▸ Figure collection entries

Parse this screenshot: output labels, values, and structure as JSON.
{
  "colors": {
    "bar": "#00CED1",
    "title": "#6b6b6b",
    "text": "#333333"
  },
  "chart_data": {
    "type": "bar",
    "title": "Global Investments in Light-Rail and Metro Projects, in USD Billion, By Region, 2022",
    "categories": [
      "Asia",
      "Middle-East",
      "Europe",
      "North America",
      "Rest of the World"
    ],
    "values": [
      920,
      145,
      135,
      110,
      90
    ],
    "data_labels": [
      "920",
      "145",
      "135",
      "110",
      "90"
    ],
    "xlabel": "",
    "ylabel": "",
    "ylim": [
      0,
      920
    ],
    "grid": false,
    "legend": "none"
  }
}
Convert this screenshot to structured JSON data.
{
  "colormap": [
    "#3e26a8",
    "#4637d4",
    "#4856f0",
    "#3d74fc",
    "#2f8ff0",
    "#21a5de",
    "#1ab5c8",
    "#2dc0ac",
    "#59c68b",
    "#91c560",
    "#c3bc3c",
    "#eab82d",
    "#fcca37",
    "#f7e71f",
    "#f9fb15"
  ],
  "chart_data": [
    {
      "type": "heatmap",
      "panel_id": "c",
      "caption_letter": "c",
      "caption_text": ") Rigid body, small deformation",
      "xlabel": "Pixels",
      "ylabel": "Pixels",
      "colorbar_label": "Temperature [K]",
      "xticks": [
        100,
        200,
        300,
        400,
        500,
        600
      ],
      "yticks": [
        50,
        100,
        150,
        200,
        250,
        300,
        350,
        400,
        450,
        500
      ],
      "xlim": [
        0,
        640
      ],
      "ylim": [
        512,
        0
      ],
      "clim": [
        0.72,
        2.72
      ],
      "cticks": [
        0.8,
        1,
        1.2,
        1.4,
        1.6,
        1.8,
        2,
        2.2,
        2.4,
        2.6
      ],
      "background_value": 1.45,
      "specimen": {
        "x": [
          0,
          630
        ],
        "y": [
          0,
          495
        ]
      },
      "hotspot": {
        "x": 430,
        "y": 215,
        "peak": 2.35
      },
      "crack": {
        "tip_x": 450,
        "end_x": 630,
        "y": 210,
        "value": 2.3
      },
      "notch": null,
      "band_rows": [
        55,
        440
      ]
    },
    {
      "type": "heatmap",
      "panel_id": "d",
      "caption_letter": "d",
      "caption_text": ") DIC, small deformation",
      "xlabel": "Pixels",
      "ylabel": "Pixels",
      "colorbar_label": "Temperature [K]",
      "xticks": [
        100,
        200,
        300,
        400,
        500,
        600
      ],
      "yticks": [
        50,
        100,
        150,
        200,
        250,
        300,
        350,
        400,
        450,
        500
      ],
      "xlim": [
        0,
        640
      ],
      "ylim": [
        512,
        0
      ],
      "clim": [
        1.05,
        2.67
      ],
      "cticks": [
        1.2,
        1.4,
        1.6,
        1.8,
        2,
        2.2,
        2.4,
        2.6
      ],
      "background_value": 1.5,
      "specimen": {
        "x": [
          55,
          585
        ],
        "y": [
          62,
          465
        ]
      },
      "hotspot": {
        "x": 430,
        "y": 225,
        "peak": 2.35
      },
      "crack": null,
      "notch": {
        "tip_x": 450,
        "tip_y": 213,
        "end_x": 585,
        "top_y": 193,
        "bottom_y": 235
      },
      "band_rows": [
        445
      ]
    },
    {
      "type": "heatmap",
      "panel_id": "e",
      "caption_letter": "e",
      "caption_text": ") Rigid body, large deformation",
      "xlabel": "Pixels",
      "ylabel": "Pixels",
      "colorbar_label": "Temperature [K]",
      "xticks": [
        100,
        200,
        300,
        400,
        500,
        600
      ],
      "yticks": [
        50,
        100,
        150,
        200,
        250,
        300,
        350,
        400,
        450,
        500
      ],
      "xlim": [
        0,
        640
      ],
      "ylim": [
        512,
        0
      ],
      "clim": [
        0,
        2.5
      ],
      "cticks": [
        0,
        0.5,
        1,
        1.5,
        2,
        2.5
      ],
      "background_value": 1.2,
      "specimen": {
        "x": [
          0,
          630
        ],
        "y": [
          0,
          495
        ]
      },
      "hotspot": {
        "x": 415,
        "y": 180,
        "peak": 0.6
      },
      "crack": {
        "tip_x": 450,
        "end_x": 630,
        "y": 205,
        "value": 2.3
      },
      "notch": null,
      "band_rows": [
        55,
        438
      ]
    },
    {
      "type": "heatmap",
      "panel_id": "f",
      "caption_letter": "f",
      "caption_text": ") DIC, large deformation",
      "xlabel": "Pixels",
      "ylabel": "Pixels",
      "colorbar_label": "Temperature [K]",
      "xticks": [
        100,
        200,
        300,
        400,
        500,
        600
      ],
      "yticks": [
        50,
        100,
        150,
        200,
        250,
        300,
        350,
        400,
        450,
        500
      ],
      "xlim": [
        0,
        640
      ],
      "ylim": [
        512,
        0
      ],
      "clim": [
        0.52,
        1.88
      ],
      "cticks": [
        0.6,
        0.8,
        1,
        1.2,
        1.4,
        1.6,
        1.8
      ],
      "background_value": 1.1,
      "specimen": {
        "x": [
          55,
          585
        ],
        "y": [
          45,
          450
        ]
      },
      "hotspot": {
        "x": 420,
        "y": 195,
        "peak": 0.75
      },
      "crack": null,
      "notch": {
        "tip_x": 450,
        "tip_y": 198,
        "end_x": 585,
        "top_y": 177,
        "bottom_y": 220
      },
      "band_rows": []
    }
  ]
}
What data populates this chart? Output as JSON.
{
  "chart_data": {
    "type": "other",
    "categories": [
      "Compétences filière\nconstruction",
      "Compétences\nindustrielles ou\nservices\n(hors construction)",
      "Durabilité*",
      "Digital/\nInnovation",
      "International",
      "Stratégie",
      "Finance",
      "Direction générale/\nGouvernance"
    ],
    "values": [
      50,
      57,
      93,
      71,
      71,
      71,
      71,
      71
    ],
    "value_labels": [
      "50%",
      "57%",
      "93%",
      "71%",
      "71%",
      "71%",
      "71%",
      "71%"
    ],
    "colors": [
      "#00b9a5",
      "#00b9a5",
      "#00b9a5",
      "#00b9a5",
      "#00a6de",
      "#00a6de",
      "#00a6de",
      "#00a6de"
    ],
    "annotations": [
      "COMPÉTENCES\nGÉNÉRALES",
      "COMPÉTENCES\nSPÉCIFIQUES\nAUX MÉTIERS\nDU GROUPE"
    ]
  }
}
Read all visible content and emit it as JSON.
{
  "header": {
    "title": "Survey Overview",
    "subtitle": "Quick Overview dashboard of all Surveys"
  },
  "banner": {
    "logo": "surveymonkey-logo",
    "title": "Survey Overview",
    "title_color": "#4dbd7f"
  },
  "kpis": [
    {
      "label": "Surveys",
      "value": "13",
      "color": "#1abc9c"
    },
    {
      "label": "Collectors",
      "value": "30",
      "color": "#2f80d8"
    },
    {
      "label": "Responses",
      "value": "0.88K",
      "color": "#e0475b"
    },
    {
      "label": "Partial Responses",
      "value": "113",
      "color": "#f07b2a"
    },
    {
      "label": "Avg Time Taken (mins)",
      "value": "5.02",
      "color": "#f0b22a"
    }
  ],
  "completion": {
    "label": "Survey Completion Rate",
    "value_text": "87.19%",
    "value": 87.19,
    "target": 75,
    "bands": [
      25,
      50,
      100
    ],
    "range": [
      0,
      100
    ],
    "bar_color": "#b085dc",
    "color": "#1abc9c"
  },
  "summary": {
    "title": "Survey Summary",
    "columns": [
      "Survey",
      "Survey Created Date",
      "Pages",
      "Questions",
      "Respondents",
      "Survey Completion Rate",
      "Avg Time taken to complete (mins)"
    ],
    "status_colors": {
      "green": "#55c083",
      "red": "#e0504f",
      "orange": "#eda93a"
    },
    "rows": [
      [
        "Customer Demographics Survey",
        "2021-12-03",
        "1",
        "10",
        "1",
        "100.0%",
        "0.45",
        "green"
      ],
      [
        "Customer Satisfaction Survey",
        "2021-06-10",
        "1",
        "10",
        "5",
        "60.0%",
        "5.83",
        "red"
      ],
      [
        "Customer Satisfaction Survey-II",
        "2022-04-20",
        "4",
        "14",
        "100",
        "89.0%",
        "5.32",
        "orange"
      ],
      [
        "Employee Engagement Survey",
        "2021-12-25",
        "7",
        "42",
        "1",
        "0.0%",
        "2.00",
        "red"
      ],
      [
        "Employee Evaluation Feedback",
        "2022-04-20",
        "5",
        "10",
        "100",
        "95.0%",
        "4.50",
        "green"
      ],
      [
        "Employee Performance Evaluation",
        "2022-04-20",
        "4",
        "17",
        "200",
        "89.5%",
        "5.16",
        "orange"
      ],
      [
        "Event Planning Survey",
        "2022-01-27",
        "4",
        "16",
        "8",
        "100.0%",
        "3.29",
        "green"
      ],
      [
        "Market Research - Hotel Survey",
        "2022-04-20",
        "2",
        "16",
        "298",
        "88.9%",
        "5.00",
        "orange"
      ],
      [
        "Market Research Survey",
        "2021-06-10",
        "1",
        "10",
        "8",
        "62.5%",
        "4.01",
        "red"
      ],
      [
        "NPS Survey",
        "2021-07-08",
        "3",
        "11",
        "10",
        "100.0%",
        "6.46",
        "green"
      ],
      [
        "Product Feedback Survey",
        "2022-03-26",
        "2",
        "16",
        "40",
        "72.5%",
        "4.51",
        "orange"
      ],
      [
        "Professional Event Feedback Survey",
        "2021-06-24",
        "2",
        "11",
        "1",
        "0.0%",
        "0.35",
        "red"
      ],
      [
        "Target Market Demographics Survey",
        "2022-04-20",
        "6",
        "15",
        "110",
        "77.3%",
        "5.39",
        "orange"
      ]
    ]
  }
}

▸ Challenge
Scan the material line by line and report each one that contains "Market".

▸ Solution to the exercise
        "Market Research - Hotel Survey",
        "Market Research Survey",
        "Target Market Demographics Survey",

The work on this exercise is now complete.